* **Problem**
Output all the entries word for word. Omit the pictures.

* **Exercise input**
※
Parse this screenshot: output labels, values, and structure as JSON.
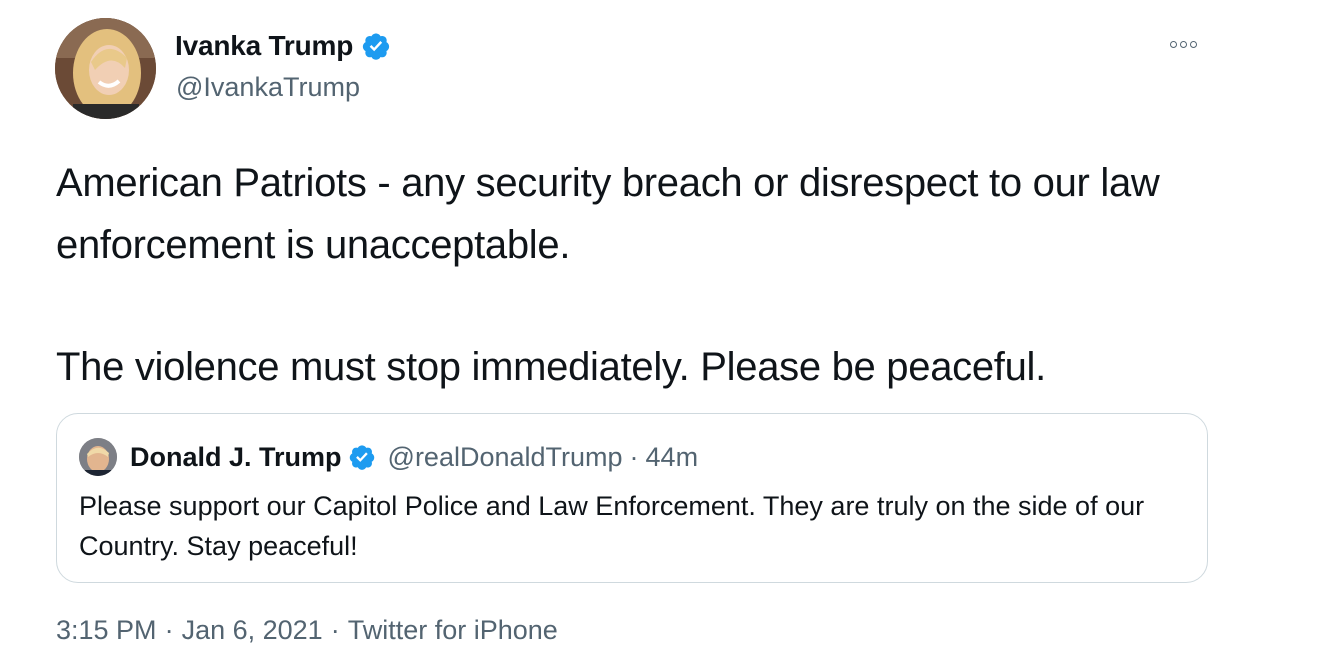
{
  "author": {
    "name": "Ivanka Trump",
    "handle": "@IvankaTrump",
    "verified": true,
    "verified_color": "#1d9bf0"
  },
  "tweet": {
    "paragraph_1": "American Patriots - any security breach or disrespect to our law enforcement is unacceptable.",
    "paragraph_2": "The violence must stop immediately. Please be peaceful."
  },
  "quoted_tweet": {
    "name": "Donald J. Trump",
    "handle": "@realDonaldTrump",
    "separator": "·",
    "time": "44m",
    "verified": true,
    "text": "Please support our Capitol Police and Law Enforcement. They are truly on the side of our Country. Stay peaceful!"
  },
  "meta": {
    "time": "3:15 PM",
    "separator": "·",
    "date": "Jan 6, 2021",
    "source": "Twitter for iPhone"
  },
  "icons": {
    "more": "more-options-icon",
    "verified": "verified-badge-icon"
  }
}
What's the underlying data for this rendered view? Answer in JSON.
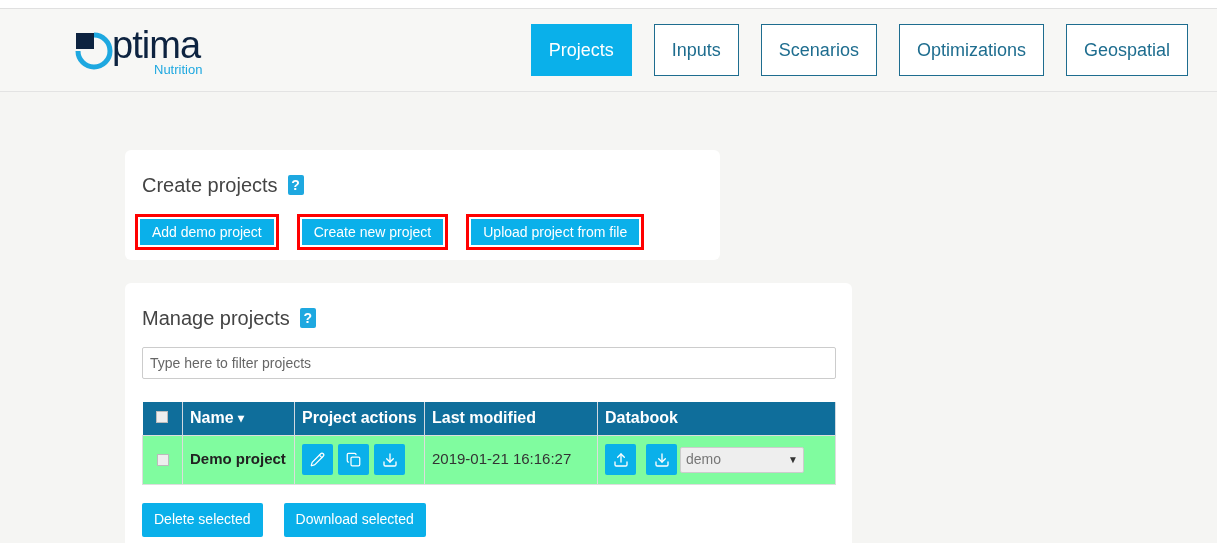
{
  "logo": {
    "title": "ptima",
    "subtitle": "Nutrition"
  },
  "nav": [
    {
      "label": "Projects",
      "selected": true
    },
    {
      "label": "Inputs",
      "selected": false
    },
    {
      "label": "Scenarios",
      "selected": false
    },
    {
      "label": "Optimizations",
      "selected": false
    },
    {
      "label": "Geospatial",
      "selected": false
    }
  ],
  "create_card": {
    "title": "Create projects",
    "help": "?",
    "buttons": [
      {
        "label": "Add demo project",
        "highlighted": true
      },
      {
        "label": "Create new project",
        "highlighted": true
      },
      {
        "label": "Upload project from file",
        "highlighted": true
      }
    ]
  },
  "manage_card": {
    "title": "Manage projects",
    "help": "?",
    "filter": {
      "placeholder": "Type here to filter projects"
    },
    "table": {
      "select_all": {
        "checked": false
      },
      "columns": [
        "Name",
        "Project actions",
        "Last modified",
        "Databook"
      ],
      "sort_caret": "▾",
      "rows": [
        {
          "checked": false,
          "selected": true,
          "name": "Demo project",
          "last_modified": "2019-01-21 16:16:27",
          "databook": "demo",
          "caret": "▼"
        }
      ]
    },
    "buttons": [
      "Delete selected",
      "Download selected"
    ]
  }
}
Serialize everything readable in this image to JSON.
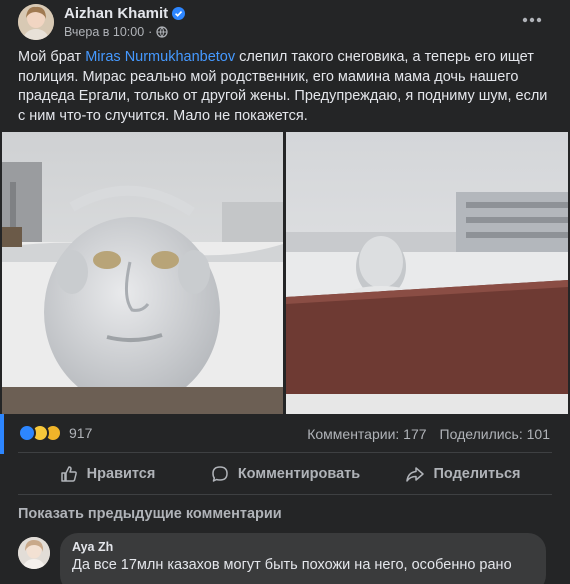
{
  "post": {
    "author": "Aizhan Khamit",
    "timestamp": "Вчера в 10:00",
    "verified": true,
    "text_before_mention": "Мой брат ",
    "mention": "Miras Nurmukhanbetov",
    "text_after_mention": " слепил такого снеговика, а теперь его ищет полиция. Мирас реально мой родственник, его мамина мама дочь нашего прадеда Ергали, только от другой жены. Предупреждаю, я подниму шум, если с ним что-то случится. Мало не покажется."
  },
  "reactions": {
    "icons": [
      "like-icon",
      "haha-icon",
      "wow-icon"
    ],
    "count": "917",
    "comments": "Комментарии: 177",
    "shares": "Поделились: 101"
  },
  "actions": {
    "like": "Нравится",
    "comment": "Комментировать",
    "share": "Поделиться"
  },
  "comments_section": {
    "show_previous": "Показать предыдущие комментарии",
    "items": [
      {
        "name": "Aya Zh",
        "text": "Да все 17млн казахов могут быть похожи на него, особенно рано"
      }
    ]
  },
  "colors": {
    "background": "#242526",
    "text": "#e4e6eb",
    "secondary": "#b0b3b8",
    "link": "#4599ff",
    "verified": "#2d86ff"
  }
}
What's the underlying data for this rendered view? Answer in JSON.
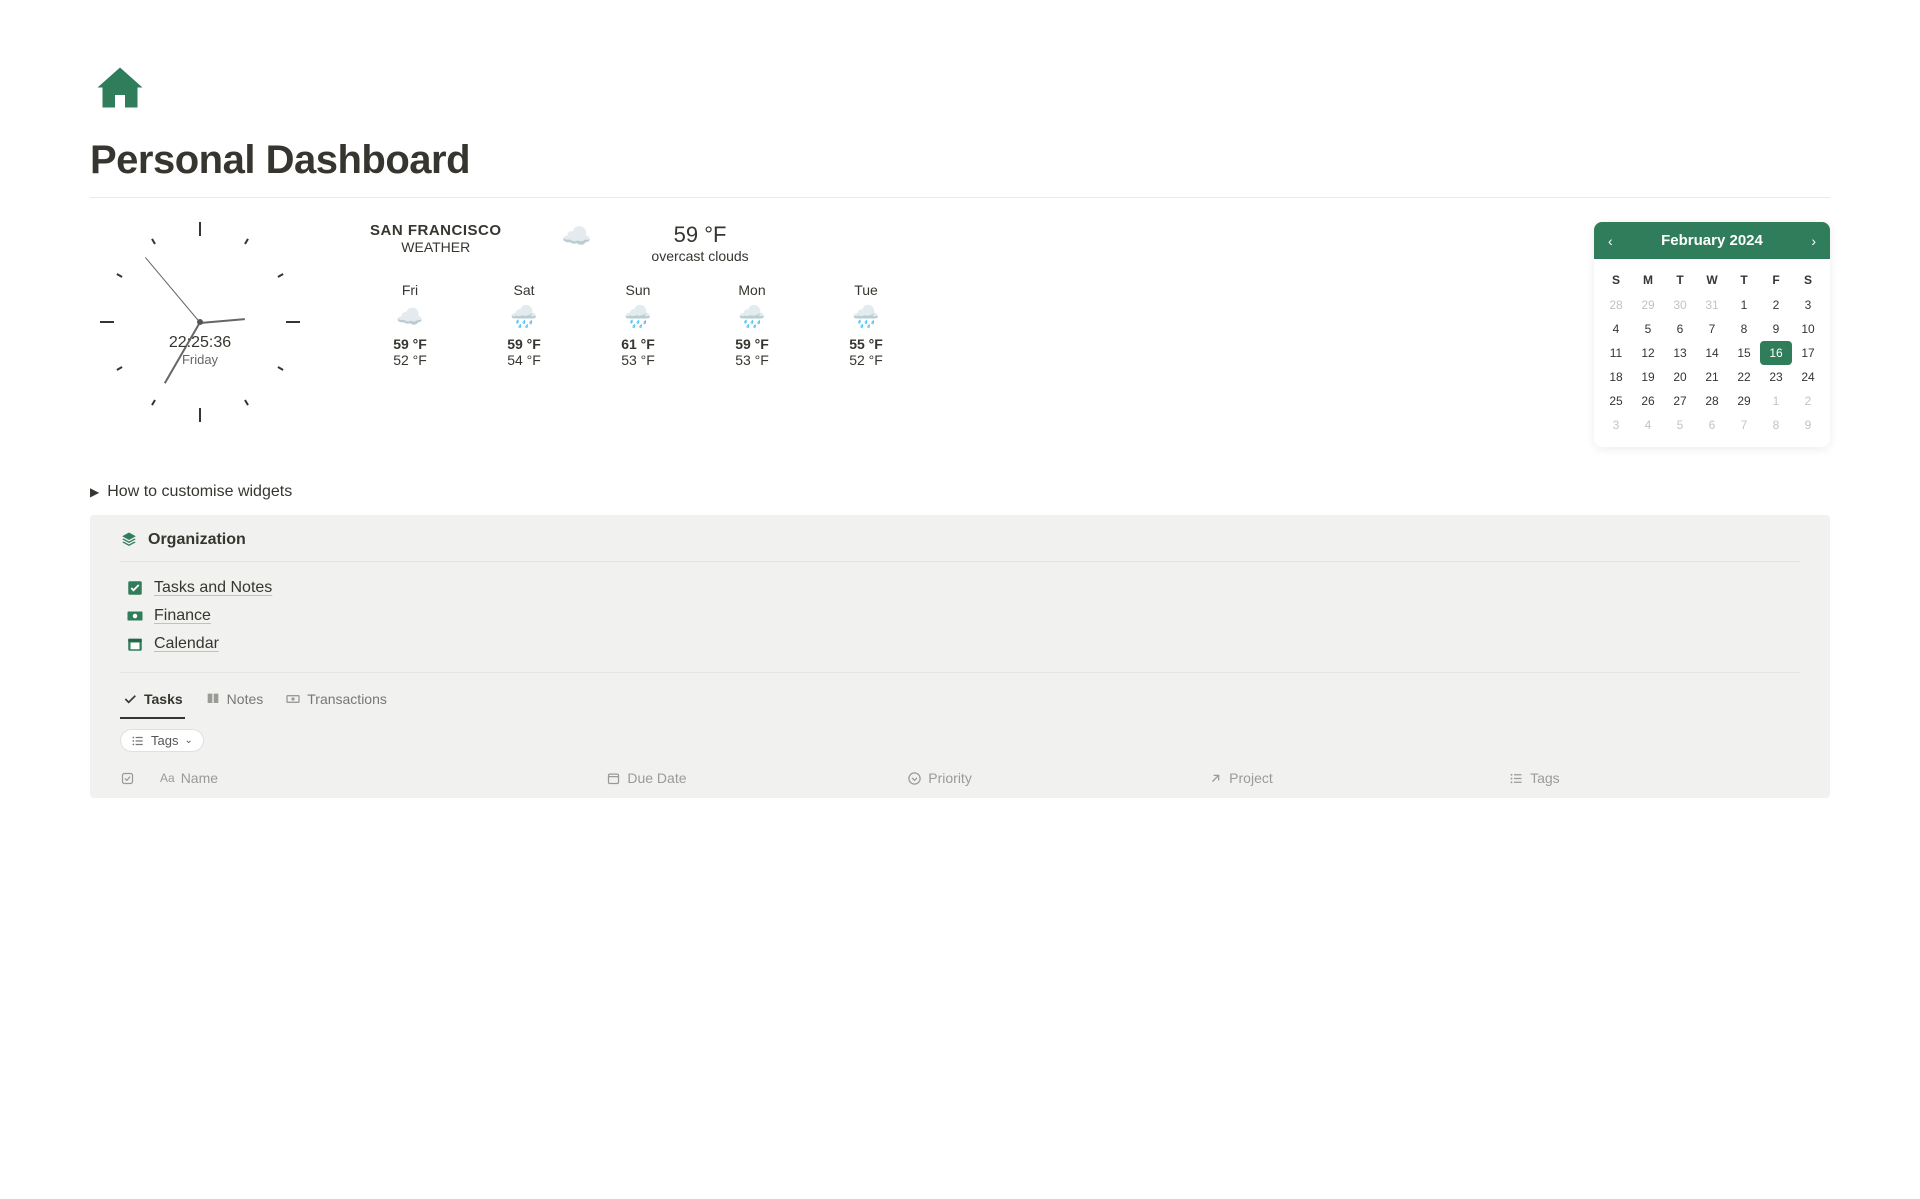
{
  "page": {
    "title": "Personal Dashboard"
  },
  "clock": {
    "time": "22:25:36",
    "day": "Friday"
  },
  "weather": {
    "city": "SAN FRANCISCO",
    "label": "WEATHER",
    "now_temp": "59 °F",
    "now_desc": "overcast clouds",
    "forecast": {
      "d0": {
        "name": "Fri",
        "hi": "59 °F",
        "lo": "52 °F"
      },
      "d1": {
        "name": "Sat",
        "hi": "59 °F",
        "lo": "54 °F"
      },
      "d2": {
        "name": "Sun",
        "hi": "61 °F",
        "lo": "53 °F"
      },
      "d3": {
        "name": "Mon",
        "hi": "59 °F",
        "lo": "53 °F"
      },
      "d4": {
        "name": "Tue",
        "hi": "55 °F",
        "lo": "52 °F"
      }
    }
  },
  "calendar": {
    "month": "February 2024",
    "dow": {
      "c0": "S",
      "c1": "M",
      "c2": "T",
      "c3": "W",
      "c4": "T",
      "c5": "F",
      "c6": "S"
    },
    "prev_trail": {
      "p0": "28",
      "p1": "29",
      "p2": "30",
      "p3": "31"
    },
    "days": {
      "d1": "1",
      "d2": "2",
      "d3": "3",
      "d4": "4",
      "d5": "5",
      "d6": "6",
      "d7": "7",
      "d8": "8",
      "d9": "9",
      "d10": "10",
      "d11": "11",
      "d12": "12",
      "d13": "13",
      "d14": "14",
      "d15": "15",
      "d16": "16",
      "d17": "17",
      "d18": "18",
      "d19": "19",
      "d20": "20",
      "d21": "21",
      "d22": "22",
      "d23": "23",
      "d24": "24",
      "d25": "25",
      "d26": "26",
      "d27": "27",
      "d28": "28",
      "d29": "29"
    },
    "next_trail": {
      "n0": "1",
      "n1": "2",
      "n2": "3",
      "n3": "4",
      "n4": "5",
      "n5": "6",
      "n6": "7",
      "n7": "8",
      "n8": "9"
    },
    "today": "16"
  },
  "expand": {
    "label": "How to customise widgets"
  },
  "org": {
    "title": "Organization",
    "links": {
      "l0": "Tasks and Notes",
      "l1": "Finance",
      "l2": "Calendar"
    },
    "tabs": {
      "t0": "Tasks",
      "t1": "Notes",
      "t2": "Transactions"
    },
    "tags_chip": "Tags",
    "columns": {
      "c0": "Name",
      "c1": "Due Date",
      "c2": "Priority",
      "c3": "Project",
      "c4": "Tags"
    }
  },
  "colors": {
    "accent": "#2f7d5b"
  }
}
※
* **The completed task**
Parse this screenshot: output labels, values, and structure as JSON.
{
  "author": {
    "name": "Ivanka Trump",
    "handle": "@IvankaTrump",
    "verified": true,
    "verified_color": "#1d9bf0"
  },
  "tweet": {
    "paragraph_1": "American Patriots - any security breach or disrespect to our law enforcement is unacceptable.",
    "paragraph_2": "The violence must stop immediately. Please be peaceful."
  },
  "quoted_tweet": {
    "name": "Donald J. Trump",
    "handle": "@realDonaldTrump",
    "separator": "·",
    "time": "44m",
    "verified": true,
    "text": "Please support our Capitol Police and Law Enforcement. They are truly on the side of our Country. Stay peaceful!"
  },
  "meta": {
    "time": "3:15 PM",
    "separator": "·",
    "date": "Jan 6, 2021",
    "source": "Twitter for iPhone"
  },
  "icons": {
    "more": "more-options-icon",
    "verified": "verified-badge-icon"
  }
}
What's the underlying data for this rendered view? Answer in JSON.
{
  "logo": {
    "title": "ptima",
    "subtitle": "Nutrition"
  },
  "nav": [
    {
      "label": "Projects",
      "selected": true
    },
    {
      "label": "Inputs",
      "selected": false
    },
    {
      "label": "Scenarios",
      "selected": false
    },
    {
      "label": "Optimizations",
      "selected": false
    },
    {
      "label": "Geospatial",
      "selected": false
    }
  ],
  "create_card": {
    "title": "Create projects",
    "help": "?",
    "buttons": [
      {
        "label": "Add demo project",
        "highlighted": true
      },
      {
        "label": "Create new project",
        "highlighted": true
      },
      {
        "label": "Upload project from file",
        "highlighted": true
      }
    ]
  },
  "manage_card": {
    "title": "Manage projects",
    "help": "?",
    "filter": {
      "placeholder": "Type here to filter projects"
    },
    "table": {
      "select_all": {
        "checked": false
      },
      "columns": [
        "Name",
        "Project actions",
        "Last modified",
        "Databook"
      ],
      "sort_caret": "▾",
      "rows": [
        {
          "checked": false,
          "selected": true,
          "name": "Demo project",
          "last_modified": "2019-01-21 16:16:27",
          "databook": "demo",
          "caret": "▼"
        }
      ]
    },
    "buttons": [
      "Delete selected",
      "Download selected"
    ]
  }
}
Serialize everything readable in this image to JSON.
{
  "post": {
    "author": "Aizhan Khamit",
    "timestamp": "Вчера в 10:00",
    "verified": true,
    "text_before_mention": "Мой брат ",
    "mention": "Miras Nurmukhanbetov",
    "text_after_mention": " слепил такого снеговика, а теперь его ищет полиция. Мирас реально мой родственник, его мамина мама дочь нашего прадеда Ергали, только от другой жены. Предупреждаю, я подниму шум, если с ним что-то случится. Мало не покажется."
  },
  "reactions": {
    "icons": [
      "like-icon",
      "haha-icon",
      "wow-icon"
    ],
    "count": "917",
    "comments": "Комментарии: 177",
    "shares": "Поделились: 101"
  },
  "actions": {
    "like": "Нравится",
    "comment": "Комментировать",
    "share": "Поделиться"
  },
  "comments_section": {
    "show_previous": "Показать предыдущие комментарии",
    "items": [
      {
        "name": "Aya Zh",
        "text": "Да все 17млн казахов могут быть похожи на него, особенно рано"
      }
    ]
  },
  "colors": {
    "background": "#242526",
    "text": "#e4e6eb",
    "secondary": "#b0b3b8",
    "link": "#4599ff",
    "verified": "#2d86ff"
  }
}
What's the underlying data for this rendered view? Answer in JSON.
{
  "page": {
    "title": "Personal Dashboard"
  },
  "clock": {
    "time": "22:25:36",
    "day": "Friday"
  },
  "weather": {
    "city": "SAN FRANCISCO",
    "label": "WEATHER",
    "now_temp": "59 °F",
    "now_desc": "overcast clouds",
    "forecast": {
      "d0": {
        "name": "Fri",
        "hi": "59 °F",
        "lo": "52 °F"
      },
      "d1": {
        "name": "Sat",
        "hi": "59 °F",
        "lo": "54 °F"
      },
      "d2": {
        "name": "Sun",
        "hi": "61 °F",
        "lo": "53 °F"
      },
      "d3": {
        "name": "Mon",
        "hi": "59 °F",
        "lo": "53 °F"
      },
      "d4": {
        "name": "Tue",
        "hi": "55 °F",
        "lo": "52 °F"
      }
    }
  },
  "calendar": {
    "month": "February 2024",
    "dow": {
      "c0": "S",
      "c1": "M",
      "c2": "T",
      "c3": "W",
      "c4": "T",
      "c5": "F",
      "c6": "S"
    },
    "prev_trail": {
      "p0": "28",
      "p1": "29",
      "p2": "30",
      "p3": "31"
    },
    "days": {
      "d1": "1",
      "d2": "2",
      "d3": "3",
      "d4": "4",
      "d5": "5",
      "d6": "6",
      "d7": "7",
      "d8": "8",
      "d9": "9",
      "d10": "10",
      "d11": "11",
      "d12": "12",
      "d13": "13",
      "d14": "14",
      "d15": "15",
      "d16": "16",
      "d17": "17",
      "d18": "18",
      "d19": "19",
      "d20": "20",
      "d21": "21",
      "d22": "22",
      "d23": "23",
      "d24": "24",
      "d25": "25",
      "d26": "26",
      "d27": "27",
      "d28": "28",
      "d29": "29"
    },
    "next_trail": {
      "n0": "1",
      "n1": "2",
      "n2": "3",
      "n3": "4",
      "n4": "5",
      "n5": "6",
      "n6": "7",
      "n7": "8",
      "n8": "9"
    },
    "today": "16"
  },
  "expand": {
    "label": "How to customise widgets"
  },
  "org": {
    "title": "Organization",
    "links": {
      "l0": "Tasks and Notes",
      "l1": "Finance",
      "l2": "Calendar"
    },
    "tabs": {
      "t0": "Tasks",
      "t1": "Notes",
      "t2": "Transactions"
    },
    "tags_chip": "Tags",
    "columns": {
      "c0": "Name",
      "c1": "Due Date",
      "c2": "Priority",
      "c3": "Project",
      "c4": "Tags"
    }
  },
  "colors": {
    "accent": "#2f7d5b"
  }
}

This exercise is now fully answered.